═════ Data provided

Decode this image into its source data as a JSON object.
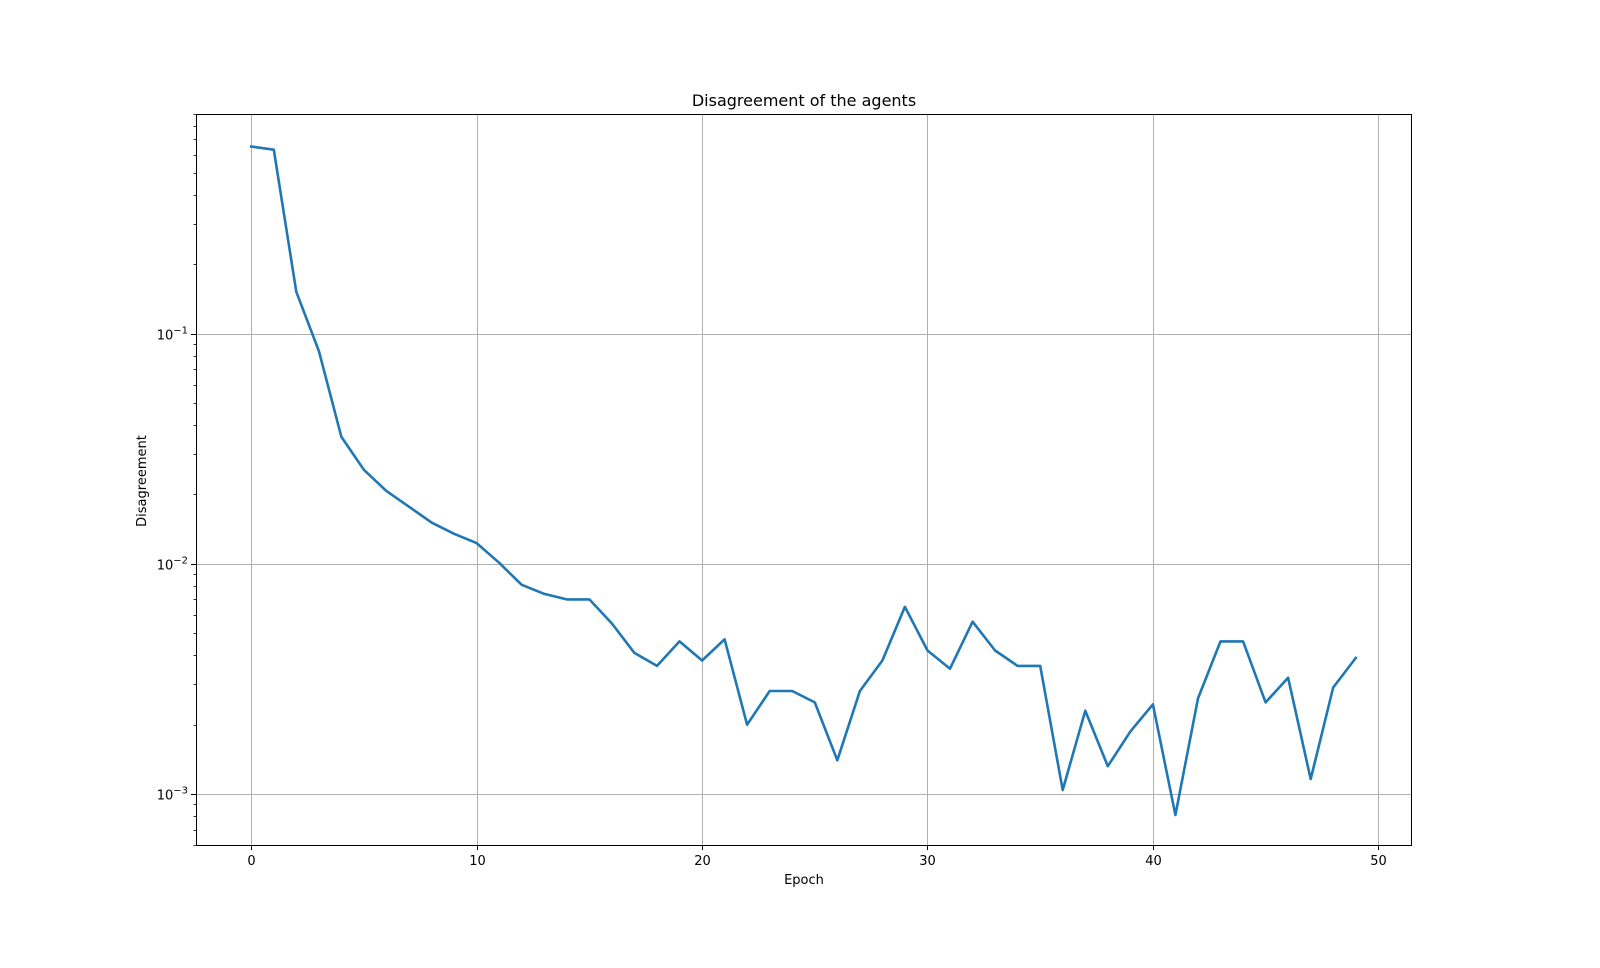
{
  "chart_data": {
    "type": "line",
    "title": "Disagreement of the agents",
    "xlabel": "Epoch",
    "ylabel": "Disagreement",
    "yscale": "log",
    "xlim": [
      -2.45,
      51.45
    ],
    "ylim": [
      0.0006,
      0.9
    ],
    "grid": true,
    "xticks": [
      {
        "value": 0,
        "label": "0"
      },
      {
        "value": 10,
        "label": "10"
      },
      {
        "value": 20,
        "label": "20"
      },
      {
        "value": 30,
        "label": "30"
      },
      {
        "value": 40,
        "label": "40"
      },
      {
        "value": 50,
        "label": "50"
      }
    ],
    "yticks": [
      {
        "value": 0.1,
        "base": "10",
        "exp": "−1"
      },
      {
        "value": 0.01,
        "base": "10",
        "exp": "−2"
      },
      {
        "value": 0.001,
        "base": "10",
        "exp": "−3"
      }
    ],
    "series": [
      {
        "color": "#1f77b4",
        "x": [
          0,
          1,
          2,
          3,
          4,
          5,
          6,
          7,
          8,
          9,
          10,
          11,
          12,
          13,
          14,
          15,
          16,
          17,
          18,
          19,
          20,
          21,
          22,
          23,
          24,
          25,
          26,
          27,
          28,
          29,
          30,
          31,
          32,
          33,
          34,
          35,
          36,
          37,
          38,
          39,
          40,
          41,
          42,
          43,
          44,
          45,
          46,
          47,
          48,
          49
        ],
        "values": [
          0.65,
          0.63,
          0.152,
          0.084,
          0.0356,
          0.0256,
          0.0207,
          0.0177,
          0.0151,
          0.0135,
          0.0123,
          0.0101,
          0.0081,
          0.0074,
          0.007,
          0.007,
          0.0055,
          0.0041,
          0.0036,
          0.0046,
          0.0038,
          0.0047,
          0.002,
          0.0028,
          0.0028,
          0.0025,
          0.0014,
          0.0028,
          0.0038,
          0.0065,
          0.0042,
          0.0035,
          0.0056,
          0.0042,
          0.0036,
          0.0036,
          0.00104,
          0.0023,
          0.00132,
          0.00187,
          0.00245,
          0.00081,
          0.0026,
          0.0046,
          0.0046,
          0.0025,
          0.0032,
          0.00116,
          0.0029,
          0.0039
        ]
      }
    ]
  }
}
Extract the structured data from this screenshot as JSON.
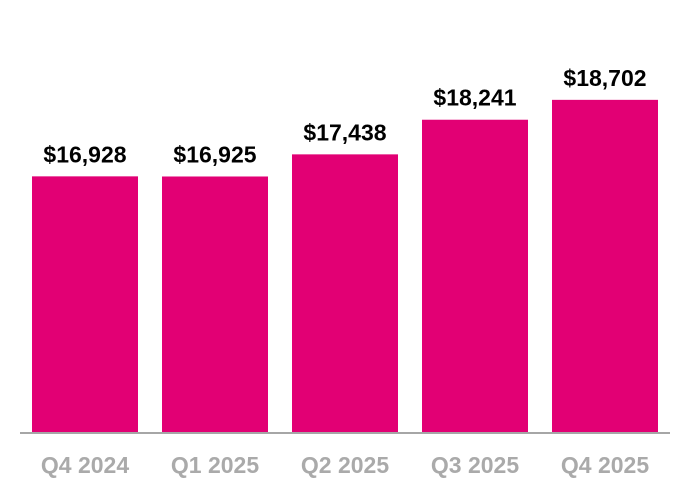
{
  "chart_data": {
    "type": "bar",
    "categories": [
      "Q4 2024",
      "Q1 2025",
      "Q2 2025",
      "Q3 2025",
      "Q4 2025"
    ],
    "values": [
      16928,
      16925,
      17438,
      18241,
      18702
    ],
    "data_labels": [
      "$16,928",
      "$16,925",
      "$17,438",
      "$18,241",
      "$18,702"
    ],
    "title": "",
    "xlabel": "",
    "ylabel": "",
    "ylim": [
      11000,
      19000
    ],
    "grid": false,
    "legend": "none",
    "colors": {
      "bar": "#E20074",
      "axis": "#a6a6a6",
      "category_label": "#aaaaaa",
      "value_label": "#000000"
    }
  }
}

══════════

Written request:
Starting with the line that contains "Extract the structured", reproduce every line down to the end of the listing above, both endpoints included. Pictures stay out.

Final result:
Extract the structured data from this screenshot as JSON.
{
  "chart_data": {
    "type": "bar",
    "categories": [
      "Q4 2024",
      "Q1 2025",
      "Q2 2025",
      "Q3 2025",
      "Q4 2025"
    ],
    "values": [
      16928,
      16925,
      17438,
      18241,
      18702
    ],
    "data_labels": [
      "$16,928",
      "$16,925",
      "$17,438",
      "$18,241",
      "$18,702"
    ],
    "title": "",
    "xlabel": "",
    "ylabel": "",
    "ylim": [
      11000,
      19000
    ],
    "grid": false,
    "legend": "none",
    "colors": {
      "bar": "#E20074",
      "axis": "#a6a6a6",
      "category_label": "#aaaaaa",
      "value_label": "#000000"
    }
  }
}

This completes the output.